### Task brief
Go through the entries one line at a time, and gather every line that has the word "this".

### The data
* * * * *
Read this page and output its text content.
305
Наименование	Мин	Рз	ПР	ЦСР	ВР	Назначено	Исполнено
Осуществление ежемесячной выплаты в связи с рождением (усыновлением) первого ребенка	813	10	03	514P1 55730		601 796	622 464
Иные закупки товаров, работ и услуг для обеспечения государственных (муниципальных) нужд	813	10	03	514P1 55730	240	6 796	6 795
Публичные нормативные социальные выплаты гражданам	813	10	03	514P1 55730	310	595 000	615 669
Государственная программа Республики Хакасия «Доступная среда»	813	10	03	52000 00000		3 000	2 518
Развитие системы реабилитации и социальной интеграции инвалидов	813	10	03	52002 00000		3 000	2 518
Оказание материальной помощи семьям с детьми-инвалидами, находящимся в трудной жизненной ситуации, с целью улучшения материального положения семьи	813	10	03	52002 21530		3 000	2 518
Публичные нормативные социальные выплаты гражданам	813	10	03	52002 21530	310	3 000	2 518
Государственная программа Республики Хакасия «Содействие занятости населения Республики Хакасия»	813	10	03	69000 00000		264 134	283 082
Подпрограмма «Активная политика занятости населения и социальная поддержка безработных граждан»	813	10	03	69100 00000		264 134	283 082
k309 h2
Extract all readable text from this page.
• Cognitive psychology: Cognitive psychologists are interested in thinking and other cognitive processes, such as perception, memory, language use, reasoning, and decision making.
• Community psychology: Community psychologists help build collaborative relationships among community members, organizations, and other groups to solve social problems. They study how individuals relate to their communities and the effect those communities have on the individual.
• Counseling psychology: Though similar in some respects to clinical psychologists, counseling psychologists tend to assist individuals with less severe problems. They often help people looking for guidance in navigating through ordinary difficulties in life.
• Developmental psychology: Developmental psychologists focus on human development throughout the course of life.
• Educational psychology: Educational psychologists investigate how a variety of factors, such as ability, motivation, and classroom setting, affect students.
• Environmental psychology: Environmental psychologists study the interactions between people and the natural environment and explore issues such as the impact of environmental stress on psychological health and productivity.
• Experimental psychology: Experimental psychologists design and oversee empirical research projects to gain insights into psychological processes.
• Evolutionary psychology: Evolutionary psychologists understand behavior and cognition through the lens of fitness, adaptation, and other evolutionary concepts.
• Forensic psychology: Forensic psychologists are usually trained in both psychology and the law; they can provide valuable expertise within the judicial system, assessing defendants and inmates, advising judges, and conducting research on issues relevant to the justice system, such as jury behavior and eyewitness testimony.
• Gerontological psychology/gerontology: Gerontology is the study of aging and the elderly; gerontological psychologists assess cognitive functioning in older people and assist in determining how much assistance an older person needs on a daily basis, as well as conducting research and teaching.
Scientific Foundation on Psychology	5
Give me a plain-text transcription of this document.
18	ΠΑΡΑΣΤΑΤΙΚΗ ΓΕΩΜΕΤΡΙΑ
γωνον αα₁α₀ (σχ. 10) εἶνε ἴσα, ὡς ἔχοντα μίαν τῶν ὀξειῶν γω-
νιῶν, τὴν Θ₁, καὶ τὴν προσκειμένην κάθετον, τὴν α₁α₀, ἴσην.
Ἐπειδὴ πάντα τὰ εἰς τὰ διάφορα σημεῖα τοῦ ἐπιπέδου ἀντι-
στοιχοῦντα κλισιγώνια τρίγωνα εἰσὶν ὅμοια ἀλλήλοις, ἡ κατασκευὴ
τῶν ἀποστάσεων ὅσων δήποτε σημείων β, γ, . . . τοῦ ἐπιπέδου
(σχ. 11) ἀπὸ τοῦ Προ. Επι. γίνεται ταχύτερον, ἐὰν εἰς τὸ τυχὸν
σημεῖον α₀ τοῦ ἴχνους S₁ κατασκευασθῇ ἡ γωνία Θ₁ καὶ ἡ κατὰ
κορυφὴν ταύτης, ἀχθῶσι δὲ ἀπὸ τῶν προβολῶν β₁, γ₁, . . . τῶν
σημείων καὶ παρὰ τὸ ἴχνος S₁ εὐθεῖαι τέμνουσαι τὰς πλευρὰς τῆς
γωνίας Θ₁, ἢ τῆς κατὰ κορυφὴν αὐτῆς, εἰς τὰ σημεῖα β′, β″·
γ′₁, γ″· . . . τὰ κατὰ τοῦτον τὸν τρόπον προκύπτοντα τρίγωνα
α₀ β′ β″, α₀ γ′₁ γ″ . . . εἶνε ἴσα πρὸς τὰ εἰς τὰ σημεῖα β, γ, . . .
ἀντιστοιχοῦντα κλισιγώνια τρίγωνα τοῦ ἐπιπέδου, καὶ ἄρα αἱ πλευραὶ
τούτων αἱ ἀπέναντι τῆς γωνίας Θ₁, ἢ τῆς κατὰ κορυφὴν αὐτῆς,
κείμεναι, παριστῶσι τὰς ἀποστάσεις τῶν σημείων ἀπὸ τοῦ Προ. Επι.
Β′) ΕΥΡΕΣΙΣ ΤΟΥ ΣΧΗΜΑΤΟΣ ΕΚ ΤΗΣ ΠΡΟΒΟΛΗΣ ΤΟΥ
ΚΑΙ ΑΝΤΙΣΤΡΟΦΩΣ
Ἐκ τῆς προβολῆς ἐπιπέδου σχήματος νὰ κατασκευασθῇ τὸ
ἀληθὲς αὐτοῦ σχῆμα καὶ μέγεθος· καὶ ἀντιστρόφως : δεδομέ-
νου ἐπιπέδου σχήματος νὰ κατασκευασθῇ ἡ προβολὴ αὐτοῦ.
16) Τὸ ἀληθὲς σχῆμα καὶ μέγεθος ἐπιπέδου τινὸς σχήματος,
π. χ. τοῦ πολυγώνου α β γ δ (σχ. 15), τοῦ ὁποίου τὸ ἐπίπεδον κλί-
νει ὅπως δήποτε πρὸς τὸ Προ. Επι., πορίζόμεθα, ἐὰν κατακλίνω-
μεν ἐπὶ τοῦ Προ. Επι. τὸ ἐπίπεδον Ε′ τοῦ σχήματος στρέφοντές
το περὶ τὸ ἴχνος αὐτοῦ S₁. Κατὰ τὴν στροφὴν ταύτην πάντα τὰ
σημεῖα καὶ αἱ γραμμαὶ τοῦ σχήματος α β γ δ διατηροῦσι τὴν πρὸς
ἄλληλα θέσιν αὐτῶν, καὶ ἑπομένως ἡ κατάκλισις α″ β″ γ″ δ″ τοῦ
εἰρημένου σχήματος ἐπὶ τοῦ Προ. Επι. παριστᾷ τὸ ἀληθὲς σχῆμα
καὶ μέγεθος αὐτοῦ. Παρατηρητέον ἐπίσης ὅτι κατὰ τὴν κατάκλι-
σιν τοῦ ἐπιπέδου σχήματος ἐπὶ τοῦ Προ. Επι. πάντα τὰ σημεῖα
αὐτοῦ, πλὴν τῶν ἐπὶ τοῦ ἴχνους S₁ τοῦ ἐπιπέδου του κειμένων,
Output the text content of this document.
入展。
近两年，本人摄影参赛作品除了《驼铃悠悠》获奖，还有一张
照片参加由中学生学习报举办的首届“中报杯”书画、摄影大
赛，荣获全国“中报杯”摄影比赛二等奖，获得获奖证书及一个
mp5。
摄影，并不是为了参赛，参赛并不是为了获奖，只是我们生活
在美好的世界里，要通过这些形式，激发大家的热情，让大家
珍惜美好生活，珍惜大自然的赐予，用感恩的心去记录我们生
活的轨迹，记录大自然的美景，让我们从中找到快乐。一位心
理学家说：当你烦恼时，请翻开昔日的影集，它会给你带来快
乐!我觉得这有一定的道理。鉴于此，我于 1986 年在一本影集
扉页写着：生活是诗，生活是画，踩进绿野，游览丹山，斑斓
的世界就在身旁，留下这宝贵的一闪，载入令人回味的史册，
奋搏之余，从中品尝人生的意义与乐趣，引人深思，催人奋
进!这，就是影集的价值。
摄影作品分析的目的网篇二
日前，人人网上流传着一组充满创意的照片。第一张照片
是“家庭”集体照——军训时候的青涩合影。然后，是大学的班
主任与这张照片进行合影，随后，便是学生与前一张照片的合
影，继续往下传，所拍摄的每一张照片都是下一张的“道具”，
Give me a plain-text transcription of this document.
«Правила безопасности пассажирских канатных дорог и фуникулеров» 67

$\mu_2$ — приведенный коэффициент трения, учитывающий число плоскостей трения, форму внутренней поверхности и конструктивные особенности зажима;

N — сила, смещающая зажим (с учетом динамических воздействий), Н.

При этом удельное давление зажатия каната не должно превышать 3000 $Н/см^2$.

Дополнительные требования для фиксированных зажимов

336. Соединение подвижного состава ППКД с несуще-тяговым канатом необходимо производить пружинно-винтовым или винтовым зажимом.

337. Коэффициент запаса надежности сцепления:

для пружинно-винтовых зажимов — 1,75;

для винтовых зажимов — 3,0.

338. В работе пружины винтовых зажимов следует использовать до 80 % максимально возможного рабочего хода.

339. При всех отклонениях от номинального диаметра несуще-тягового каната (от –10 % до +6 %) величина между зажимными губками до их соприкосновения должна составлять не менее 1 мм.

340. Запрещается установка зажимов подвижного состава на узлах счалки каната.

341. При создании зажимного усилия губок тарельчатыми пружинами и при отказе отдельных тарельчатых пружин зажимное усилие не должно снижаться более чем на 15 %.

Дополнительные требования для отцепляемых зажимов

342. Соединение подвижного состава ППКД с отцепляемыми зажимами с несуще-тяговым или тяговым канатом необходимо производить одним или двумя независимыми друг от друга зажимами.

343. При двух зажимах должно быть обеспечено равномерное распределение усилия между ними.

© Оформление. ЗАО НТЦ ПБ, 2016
* * * * *
### Output of the task
Read this page and output its text content.
Extract all readable text from this page.
Give me a plain-text transcription of this document.
Output the text content of this document.
Give me a plain-text transcription of this document.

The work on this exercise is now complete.